## OBJECTIVE
Take the listing and print it in full, exactly as given.

---------- SUPPLIED MATERIAL ----------

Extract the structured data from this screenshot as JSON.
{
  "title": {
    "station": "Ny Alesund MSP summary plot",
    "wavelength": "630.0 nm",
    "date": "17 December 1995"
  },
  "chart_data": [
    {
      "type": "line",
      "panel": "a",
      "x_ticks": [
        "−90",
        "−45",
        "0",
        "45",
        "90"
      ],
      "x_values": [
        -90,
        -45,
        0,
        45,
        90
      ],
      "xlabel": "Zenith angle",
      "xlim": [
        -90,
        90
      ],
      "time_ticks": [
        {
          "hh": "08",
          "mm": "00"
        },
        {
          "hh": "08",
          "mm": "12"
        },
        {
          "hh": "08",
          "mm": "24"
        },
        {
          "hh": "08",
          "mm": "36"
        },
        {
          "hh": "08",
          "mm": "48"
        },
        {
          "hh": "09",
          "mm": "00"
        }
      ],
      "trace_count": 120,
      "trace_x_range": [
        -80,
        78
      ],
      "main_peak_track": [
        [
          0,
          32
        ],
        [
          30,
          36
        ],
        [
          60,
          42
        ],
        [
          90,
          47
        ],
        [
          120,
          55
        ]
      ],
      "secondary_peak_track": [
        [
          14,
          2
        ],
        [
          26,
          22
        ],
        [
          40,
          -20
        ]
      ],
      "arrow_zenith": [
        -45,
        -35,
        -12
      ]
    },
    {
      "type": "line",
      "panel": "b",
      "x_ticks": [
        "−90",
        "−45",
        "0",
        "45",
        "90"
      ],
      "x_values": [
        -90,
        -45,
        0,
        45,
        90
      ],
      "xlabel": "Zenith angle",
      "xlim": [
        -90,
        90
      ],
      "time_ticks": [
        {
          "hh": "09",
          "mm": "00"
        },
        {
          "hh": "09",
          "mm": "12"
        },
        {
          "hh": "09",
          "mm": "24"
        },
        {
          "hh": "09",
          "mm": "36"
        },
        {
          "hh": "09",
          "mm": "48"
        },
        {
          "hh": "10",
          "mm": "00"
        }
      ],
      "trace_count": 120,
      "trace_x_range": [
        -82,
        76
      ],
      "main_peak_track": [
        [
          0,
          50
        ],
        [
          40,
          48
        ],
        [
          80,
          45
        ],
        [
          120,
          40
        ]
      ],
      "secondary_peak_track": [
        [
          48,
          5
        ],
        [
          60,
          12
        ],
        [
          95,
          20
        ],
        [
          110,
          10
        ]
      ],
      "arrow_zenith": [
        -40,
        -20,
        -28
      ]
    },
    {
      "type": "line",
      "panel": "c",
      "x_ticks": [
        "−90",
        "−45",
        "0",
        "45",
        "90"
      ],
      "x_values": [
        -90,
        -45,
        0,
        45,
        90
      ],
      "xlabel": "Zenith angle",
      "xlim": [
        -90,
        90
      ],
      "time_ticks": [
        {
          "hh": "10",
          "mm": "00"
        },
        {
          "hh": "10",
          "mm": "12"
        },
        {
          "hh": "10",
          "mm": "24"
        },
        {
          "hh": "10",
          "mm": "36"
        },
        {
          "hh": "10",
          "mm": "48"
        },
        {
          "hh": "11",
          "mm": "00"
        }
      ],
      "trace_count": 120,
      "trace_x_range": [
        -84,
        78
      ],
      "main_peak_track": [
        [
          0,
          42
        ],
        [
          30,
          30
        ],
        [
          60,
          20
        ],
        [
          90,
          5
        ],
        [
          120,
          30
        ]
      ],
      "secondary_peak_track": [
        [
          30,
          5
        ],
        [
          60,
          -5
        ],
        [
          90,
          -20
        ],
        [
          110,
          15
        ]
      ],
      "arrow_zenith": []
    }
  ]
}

----------

## SOLUTION
Extract the structured data from this screenshot as JSON.
{
  "title": {
    "station": "Ny Alesund MSP summary plot",
    "wavelength": "630.0 nm",
    "date": "17 December 1995"
  },
  "chart_data": [
    {
      "type": "line",
      "panel": "a",
      "x_ticks": [
        "−90",
        "−45",
        "0",
        "45",
        "90"
      ],
      "x_values": [
        -90,
        -45,
        0,
        45,
        90
      ],
      "xlabel": "Zenith angle",
      "xlim": [
        -90,
        90
      ],
      "time_ticks": [
        {
          "hh": "08",
          "mm": "00"
        },
        {
          "hh": "08",
          "mm": "12"
        },
        {
          "hh": "08",
          "mm": "24"
        },
        {
          "hh": "08",
          "mm": "36"
        },
        {
          "hh": "08",
          "mm": "48"
        },
        {
          "hh": "09",
          "mm": "00"
        }
      ],
      "trace_count": 120,
      "trace_x_range": [
        -80,
        78
      ],
      "main_peak_track": [
        [
          0,
          32
        ],
        [
          30,
          36
        ],
        [
          60,
          42
        ],
        [
          90,
          47
        ],
        [
          120,
          55
        ]
      ],
      "secondary_peak_track": [
        [
          14,
          2
        ],
        [
          26,
          22
        ],
        [
          40,
          -20
        ]
      ],
      "arrow_zenith": [
        -45,
        -35,
        -12
      ]
    },
    {
      "type": "line",
      "panel": "b",
      "x_ticks": [
        "−90",
        "−45",
        "0",
        "45",
        "90"
      ],
      "x_values": [
        -90,
        -45,
        0,
        45,
        90
      ],
      "xlabel": "Zenith angle",
      "xlim": [
        -90,
        90
      ],
      "time_ticks": [
        {
          "hh": "09",
          "mm": "00"
        },
        {
          "hh": "09",
          "mm": "12"
        },
        {
          "hh": "09",
          "mm": "24"
        },
        {
          "hh": "09",
          "mm": "36"
        },
        {
          "hh": "09",
          "mm": "48"
        },
        {
          "hh": "10",
          "mm": "00"
        }
      ],
      "trace_count": 120,
      "trace_x_range": [
        -82,
        76
      ],
      "main_peak_track": [
        [
          0,
          50
        ],
        [
          40,
          48
        ],
        [
          80,
          45
        ],
        [
          120,
          40
        ]
      ],
      "secondary_peak_track": [
        [
          48,
          5
        ],
        [
          60,
          12
        ],
        [
          95,
          20
        ],
        [
          110,
          10
        ]
      ],
      "arrow_zenith": [
        -40,
        -20,
        -28
      ]
    },
    {
      "type": "line",
      "panel": "c",
      "x_ticks": [
        "−90",
        "−45",
        "0",
        "45",
        "90"
      ],
      "x_values": [
        -90,
        -45,
        0,
        45,
        90
      ],
      "xlabel": "Zenith angle",
      "xlim": [
        -90,
        90
      ],
      "time_ticks": [
        {
          "hh": "10",
          "mm": "00"
        },
        {
          "hh": "10",
          "mm": "12"
        },
        {
          "hh": "10",
          "mm": "24"
        },
        {
          "hh": "10",
          "mm": "36"
        },
        {
          "hh": "10",
          "mm": "48"
        },
        {
          "hh": "11",
          "mm": "00"
        }
      ],
      "trace_count": 120,
      "trace_x_range": [
        -84,
        78
      ],
      "main_peak_track": [
        [
          0,
          42
        ],
        [
          30,
          30
        ],
        [
          60,
          20
        ],
        [
          90,
          5
        ],
        [
          120,
          30
        ]
      ],
      "secondary_peak_track": [
        [
          30,
          5
        ],
        [
          60,
          -5
        ],
        [
          90,
          -20
        ],
        [
          110,
          15
        ]
      ],
      "arrow_zenith": []
    }
  ]
}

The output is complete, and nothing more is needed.